■ **GOAL**
From the entries below, extract every line that includes the word "visualizações".

■ **LISTED ENTRIES**
§
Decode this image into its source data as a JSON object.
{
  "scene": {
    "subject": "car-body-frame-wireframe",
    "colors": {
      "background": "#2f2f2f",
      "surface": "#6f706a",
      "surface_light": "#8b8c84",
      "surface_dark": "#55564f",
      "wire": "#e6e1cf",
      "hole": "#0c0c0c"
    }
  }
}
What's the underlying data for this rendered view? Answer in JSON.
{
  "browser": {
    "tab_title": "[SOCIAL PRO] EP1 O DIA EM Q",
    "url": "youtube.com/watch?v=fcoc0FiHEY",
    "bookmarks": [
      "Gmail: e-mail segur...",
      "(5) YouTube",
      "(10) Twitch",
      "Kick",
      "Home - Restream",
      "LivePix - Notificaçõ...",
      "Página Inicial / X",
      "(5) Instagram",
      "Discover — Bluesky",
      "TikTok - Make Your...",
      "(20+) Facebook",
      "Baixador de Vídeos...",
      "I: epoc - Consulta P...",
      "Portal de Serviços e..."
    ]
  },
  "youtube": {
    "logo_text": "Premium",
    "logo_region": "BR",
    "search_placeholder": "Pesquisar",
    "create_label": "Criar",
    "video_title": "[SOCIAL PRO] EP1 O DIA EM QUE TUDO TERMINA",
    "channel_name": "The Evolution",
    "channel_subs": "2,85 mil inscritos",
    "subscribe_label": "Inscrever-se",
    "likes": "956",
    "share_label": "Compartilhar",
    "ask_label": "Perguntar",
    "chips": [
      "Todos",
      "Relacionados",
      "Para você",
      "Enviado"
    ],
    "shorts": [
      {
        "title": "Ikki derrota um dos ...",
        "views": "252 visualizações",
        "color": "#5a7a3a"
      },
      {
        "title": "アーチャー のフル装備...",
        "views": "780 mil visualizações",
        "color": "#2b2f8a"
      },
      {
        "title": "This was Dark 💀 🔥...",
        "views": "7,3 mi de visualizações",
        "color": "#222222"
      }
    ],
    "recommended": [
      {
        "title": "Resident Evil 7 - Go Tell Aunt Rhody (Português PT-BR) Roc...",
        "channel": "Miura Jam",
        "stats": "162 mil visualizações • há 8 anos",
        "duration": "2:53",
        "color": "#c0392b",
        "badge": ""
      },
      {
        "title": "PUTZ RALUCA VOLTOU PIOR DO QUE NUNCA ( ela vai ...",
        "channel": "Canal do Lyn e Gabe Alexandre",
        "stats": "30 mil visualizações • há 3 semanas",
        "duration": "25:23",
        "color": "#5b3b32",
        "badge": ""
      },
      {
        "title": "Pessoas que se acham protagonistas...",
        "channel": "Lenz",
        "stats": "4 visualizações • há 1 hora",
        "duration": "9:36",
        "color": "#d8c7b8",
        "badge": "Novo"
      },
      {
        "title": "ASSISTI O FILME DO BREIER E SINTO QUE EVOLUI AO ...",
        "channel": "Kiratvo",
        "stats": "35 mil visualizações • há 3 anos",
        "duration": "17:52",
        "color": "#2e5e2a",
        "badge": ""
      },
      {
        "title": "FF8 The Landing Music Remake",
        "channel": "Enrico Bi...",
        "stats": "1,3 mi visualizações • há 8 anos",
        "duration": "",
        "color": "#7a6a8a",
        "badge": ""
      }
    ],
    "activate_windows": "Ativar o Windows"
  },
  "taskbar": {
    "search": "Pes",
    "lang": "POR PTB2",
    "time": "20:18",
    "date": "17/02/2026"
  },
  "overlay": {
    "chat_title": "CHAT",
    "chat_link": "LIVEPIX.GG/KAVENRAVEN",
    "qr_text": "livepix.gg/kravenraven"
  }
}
§
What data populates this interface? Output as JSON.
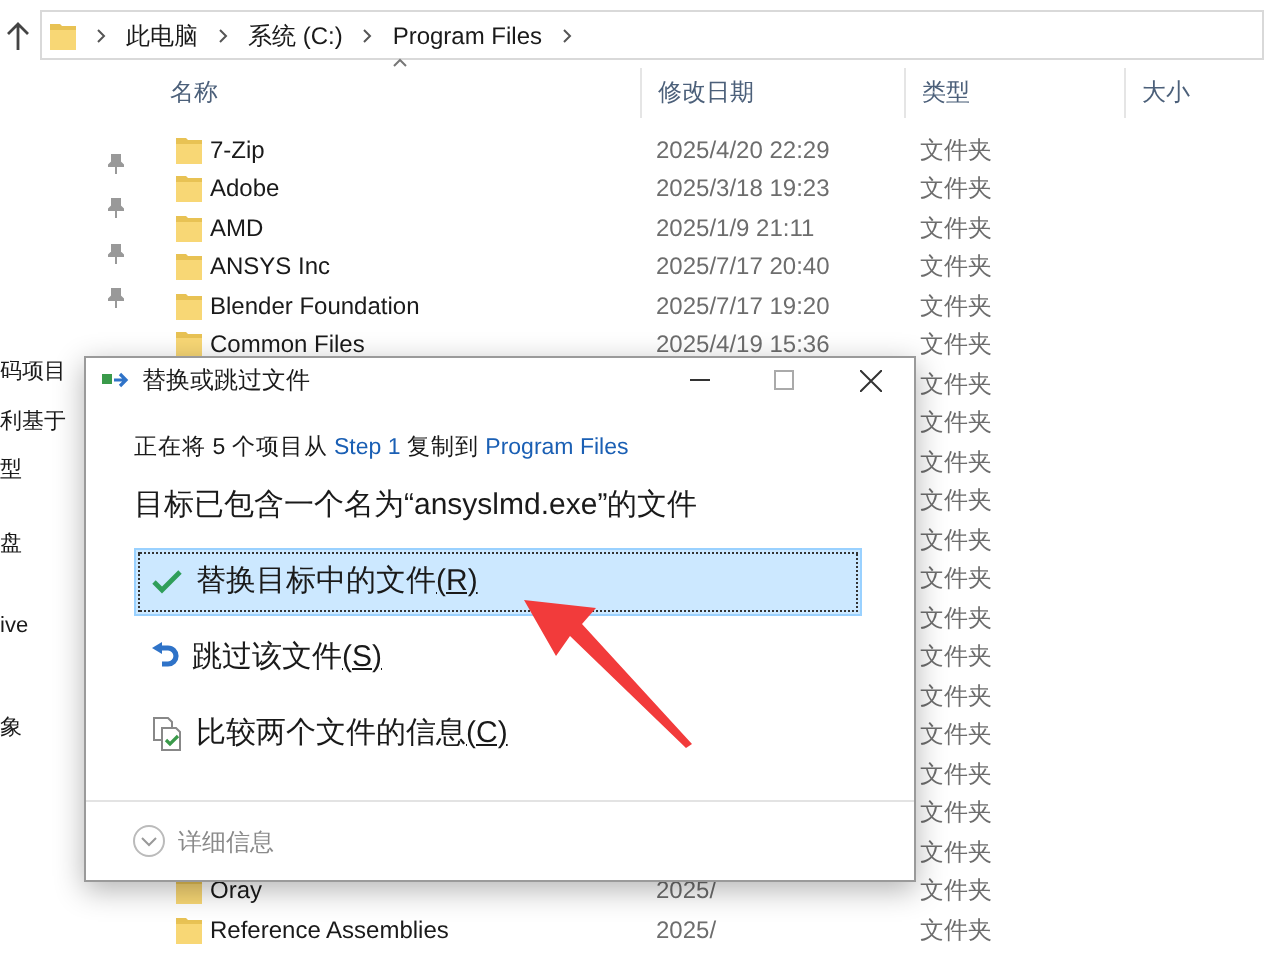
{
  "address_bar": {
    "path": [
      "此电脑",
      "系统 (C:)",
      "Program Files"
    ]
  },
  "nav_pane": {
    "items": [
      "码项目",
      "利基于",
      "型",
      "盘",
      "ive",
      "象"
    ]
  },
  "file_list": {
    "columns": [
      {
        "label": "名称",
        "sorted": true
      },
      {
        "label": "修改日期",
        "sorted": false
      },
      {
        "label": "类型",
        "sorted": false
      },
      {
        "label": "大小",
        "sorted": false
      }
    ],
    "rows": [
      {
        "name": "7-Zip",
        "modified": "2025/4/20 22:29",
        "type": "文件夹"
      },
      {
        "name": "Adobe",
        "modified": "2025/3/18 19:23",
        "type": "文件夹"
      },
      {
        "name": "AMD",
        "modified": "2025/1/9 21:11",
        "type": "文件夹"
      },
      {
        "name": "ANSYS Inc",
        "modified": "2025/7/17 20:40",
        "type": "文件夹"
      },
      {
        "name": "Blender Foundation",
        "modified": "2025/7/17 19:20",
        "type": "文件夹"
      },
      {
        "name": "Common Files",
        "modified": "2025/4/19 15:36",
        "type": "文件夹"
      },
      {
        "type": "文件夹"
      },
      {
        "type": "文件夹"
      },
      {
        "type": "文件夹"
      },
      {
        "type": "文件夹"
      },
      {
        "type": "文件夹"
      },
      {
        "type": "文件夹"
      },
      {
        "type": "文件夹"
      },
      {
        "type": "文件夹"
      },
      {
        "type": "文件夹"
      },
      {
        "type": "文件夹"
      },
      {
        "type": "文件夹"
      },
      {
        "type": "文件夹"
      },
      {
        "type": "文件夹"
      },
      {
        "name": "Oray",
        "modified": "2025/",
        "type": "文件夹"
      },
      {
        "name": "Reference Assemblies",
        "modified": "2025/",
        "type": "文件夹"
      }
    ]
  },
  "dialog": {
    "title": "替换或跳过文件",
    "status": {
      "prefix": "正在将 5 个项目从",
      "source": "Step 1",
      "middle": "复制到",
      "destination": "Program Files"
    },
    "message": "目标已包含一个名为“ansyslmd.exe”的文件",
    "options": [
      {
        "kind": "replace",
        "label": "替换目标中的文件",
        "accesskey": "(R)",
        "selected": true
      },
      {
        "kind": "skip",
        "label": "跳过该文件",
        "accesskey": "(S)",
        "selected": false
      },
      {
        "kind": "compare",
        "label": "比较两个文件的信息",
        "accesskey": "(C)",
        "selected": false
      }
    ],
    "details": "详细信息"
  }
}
§
■ **WRITTEN ANSWER**
        "views": "252 visualizações",
        "views": "780 mil visualizações",
        "views": "7,3 mi de visualizações",
        "stats": "162 mil visualizações • há 8 anos",
        "stats": "30 mil visualizações • há 3 semanas",
        "stats": "4 visualizações • há 1 hora",
        "stats": "35 mil visualizações • há 3 anos",
        "stats": "1,3 mi visualizações • há 8 anos",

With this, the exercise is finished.